#### GIVEN PASSAGE:
# # # # #

Following my question I use the following code:
dist<-c('att1','att2','att3','att4','att5','att6')
p1<-c('att1','att5','att2')
p2<-c('att5','att1','att4')
p3<-c('att3','att4','att2')
p4<-c('att1','att2','att3')
p5<-c('att6')
....
p32<-c('att35','att34','att32')
In the real case there can be 1024 vectors.
I would like to find all the relevant p
that the unification of them will be the maximal components of dist. I this case the solution would be p1
, p3
, p5
. I want to choose the minimal number of p
. In addition, in case there is no way to cover all the of dist component so I want to choose the maximal cover with minimal number of vectors (p).
N = 32
library(qdapTools)
library(dplyr)
library(data.table)
## generate matrix of attributes
attribute_matrix <- mtabulate(list(p1, p2, p3, p4, p5,...,p32))
library (bigmemory)

# # # # #

#### JOBS:
**A)** Rewrite the set-cover question's paragraph that begins "I would like to find all the relevant p" as a short bulleted list that keeps its main facts.
**B)** Carry the set-cover question forward, starting right after its last line of code.

# # # # #

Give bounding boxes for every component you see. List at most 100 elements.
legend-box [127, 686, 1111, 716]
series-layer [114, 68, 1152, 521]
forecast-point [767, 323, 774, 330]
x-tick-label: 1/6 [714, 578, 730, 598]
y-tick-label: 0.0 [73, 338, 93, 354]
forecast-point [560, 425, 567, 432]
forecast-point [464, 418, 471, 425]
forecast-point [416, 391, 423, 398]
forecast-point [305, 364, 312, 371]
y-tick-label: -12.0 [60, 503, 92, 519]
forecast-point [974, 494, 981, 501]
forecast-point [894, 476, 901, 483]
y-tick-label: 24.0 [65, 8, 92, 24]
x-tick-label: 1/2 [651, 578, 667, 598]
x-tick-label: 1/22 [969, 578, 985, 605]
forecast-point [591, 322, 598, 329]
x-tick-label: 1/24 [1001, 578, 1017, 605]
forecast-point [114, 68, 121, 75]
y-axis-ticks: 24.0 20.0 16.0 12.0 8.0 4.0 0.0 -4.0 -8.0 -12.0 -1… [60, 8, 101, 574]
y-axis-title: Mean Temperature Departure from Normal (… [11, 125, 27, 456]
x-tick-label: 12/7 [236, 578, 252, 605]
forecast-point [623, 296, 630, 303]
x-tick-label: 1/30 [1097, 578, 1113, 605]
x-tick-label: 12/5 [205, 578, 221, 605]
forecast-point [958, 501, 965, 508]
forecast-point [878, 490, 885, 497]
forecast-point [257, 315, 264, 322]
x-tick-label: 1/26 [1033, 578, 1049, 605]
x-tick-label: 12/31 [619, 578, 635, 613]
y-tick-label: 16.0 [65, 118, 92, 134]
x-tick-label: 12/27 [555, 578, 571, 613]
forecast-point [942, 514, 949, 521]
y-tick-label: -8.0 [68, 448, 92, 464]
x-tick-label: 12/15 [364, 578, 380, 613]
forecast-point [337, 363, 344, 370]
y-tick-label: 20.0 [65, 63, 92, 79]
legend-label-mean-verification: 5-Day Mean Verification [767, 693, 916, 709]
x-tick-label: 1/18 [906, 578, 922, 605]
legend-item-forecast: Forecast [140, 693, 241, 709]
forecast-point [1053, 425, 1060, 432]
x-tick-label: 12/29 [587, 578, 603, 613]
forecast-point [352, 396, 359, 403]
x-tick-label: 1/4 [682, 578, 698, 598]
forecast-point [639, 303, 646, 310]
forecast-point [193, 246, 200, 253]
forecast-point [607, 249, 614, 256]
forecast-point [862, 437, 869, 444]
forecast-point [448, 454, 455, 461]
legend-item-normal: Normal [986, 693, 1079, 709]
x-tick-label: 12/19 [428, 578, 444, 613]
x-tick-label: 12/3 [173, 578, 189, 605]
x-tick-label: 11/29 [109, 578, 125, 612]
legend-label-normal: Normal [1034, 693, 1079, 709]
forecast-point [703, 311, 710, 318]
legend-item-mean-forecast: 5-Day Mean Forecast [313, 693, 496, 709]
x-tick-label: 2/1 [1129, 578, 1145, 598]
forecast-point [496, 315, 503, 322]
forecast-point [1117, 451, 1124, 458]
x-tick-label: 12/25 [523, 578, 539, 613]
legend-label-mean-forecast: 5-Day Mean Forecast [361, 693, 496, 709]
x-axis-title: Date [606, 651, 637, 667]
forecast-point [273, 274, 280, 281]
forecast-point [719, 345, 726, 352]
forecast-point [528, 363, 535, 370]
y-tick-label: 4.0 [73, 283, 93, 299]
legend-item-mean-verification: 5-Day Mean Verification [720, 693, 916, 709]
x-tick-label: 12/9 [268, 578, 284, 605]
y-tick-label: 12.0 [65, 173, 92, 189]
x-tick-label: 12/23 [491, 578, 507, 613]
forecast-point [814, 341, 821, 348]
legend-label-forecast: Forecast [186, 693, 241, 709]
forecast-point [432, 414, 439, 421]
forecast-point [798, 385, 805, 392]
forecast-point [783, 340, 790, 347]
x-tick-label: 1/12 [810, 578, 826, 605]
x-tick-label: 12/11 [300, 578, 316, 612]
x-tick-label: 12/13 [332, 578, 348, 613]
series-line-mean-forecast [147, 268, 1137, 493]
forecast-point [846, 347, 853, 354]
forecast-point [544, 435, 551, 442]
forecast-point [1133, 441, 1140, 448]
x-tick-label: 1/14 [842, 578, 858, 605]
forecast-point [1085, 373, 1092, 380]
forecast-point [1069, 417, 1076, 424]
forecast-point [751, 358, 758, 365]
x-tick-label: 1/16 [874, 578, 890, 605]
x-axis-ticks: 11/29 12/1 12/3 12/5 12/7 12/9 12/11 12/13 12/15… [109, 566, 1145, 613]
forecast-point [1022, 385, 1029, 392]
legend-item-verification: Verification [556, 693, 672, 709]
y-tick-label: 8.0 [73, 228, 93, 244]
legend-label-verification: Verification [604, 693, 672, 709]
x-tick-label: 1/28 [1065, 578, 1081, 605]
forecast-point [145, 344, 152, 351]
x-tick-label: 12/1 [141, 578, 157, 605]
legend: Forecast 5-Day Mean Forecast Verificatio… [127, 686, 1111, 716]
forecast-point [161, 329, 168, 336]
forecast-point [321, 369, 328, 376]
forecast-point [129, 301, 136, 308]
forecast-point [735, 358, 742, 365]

# # # # #

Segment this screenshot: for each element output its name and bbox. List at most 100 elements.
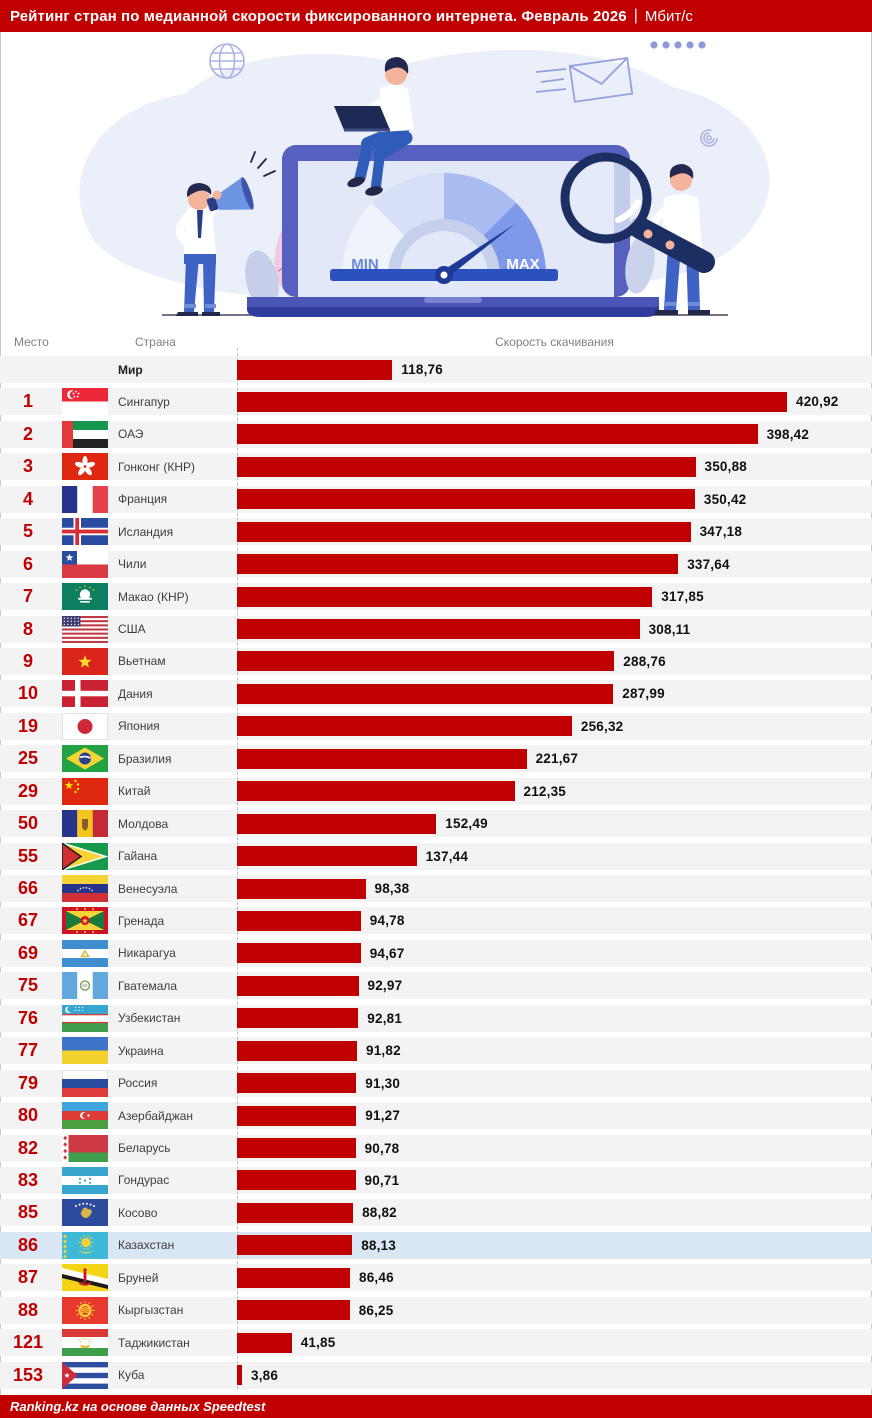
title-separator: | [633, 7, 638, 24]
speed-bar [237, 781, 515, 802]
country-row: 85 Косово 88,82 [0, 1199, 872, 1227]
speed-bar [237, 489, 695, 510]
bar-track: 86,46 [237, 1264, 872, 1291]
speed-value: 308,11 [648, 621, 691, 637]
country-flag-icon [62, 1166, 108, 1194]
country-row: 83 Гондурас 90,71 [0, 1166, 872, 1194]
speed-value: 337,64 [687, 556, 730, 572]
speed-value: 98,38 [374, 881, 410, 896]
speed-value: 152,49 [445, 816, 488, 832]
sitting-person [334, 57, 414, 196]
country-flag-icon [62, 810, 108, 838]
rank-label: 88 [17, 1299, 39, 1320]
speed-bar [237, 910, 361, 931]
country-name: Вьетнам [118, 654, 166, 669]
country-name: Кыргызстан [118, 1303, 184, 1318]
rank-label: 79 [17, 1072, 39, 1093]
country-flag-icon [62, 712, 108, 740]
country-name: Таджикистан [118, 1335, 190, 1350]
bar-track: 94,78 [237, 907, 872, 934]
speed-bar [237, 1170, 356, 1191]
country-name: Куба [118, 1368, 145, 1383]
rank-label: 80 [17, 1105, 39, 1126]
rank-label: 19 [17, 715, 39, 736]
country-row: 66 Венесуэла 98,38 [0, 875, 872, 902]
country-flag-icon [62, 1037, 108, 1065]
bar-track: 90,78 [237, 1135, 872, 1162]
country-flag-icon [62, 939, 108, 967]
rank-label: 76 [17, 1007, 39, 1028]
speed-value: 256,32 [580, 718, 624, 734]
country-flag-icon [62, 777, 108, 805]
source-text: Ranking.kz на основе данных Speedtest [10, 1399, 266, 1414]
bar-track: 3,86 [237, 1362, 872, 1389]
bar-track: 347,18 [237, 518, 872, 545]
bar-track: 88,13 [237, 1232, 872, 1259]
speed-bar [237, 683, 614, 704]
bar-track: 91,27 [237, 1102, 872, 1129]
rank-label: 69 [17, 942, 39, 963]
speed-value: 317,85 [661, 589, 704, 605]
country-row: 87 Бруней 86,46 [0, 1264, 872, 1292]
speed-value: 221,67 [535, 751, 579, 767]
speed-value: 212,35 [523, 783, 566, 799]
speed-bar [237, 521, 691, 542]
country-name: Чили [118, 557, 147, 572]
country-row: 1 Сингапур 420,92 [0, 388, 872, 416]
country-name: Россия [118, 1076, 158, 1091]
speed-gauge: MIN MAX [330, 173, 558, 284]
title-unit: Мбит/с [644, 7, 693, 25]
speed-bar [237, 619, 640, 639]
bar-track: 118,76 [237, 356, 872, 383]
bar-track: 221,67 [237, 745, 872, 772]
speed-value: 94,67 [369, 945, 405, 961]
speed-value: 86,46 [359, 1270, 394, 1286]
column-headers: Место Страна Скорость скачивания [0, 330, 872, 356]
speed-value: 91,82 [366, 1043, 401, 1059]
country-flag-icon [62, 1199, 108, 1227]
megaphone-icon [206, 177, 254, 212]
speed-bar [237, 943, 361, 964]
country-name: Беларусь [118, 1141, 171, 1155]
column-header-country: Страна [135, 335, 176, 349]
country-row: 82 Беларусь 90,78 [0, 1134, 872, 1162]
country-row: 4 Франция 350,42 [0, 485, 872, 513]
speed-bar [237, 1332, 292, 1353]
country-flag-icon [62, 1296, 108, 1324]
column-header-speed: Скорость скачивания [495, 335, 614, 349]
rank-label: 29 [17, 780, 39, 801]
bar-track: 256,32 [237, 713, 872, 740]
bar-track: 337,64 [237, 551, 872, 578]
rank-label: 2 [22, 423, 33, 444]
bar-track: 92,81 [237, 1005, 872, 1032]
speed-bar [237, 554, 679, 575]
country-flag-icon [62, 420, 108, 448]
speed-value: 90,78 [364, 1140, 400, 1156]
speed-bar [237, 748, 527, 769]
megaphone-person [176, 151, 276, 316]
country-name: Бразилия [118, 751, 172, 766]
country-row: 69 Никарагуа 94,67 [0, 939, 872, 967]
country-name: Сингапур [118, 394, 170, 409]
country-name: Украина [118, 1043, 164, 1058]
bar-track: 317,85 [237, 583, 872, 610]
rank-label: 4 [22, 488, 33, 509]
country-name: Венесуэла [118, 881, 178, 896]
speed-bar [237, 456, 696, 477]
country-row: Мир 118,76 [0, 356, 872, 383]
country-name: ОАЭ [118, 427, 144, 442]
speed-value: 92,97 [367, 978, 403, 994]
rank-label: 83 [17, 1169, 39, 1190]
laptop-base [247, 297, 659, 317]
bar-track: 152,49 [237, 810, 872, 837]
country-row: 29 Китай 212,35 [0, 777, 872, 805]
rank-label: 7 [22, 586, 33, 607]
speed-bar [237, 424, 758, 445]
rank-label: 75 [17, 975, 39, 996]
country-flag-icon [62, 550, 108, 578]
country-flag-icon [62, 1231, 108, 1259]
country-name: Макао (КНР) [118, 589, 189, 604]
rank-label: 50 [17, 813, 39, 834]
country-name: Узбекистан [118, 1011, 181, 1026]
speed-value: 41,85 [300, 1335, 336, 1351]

# # # # #

#### RESULTS OF THE TASKS:
**A)**
- Goal: find the p vectors whose union covers the most components of dist.
- In this case, the solution is p1, p3 and p5.
- Use as few p vectors as possible.
- If dist cannot be fully covered, choose the largest cover that uses the fewest vectors.

**B)**
## generate matrix of attributes
grid_matrix <- do.call(CJ, rep(list(1:0), N)) %>% as.big.matrix
Error: cannot allocate vector of size 8.0 Gb
I tried an alternative way for it:
grid_matrix <- do.call(CJ, rep(list(1:0), N)) %>% as.data.frame
grid_matrix <- as.matrix (grid_matrix)
And still got the same error.
How can I fix it and use it for big data? I wanted to continue with:
colnames(grid_matrix) <- paste0("p", 1:N)
combin_all_element_present <- rowSums(grid_matrix %*% attribute_matrix > 0) %>% `==`(., ncol(attribute_matrix))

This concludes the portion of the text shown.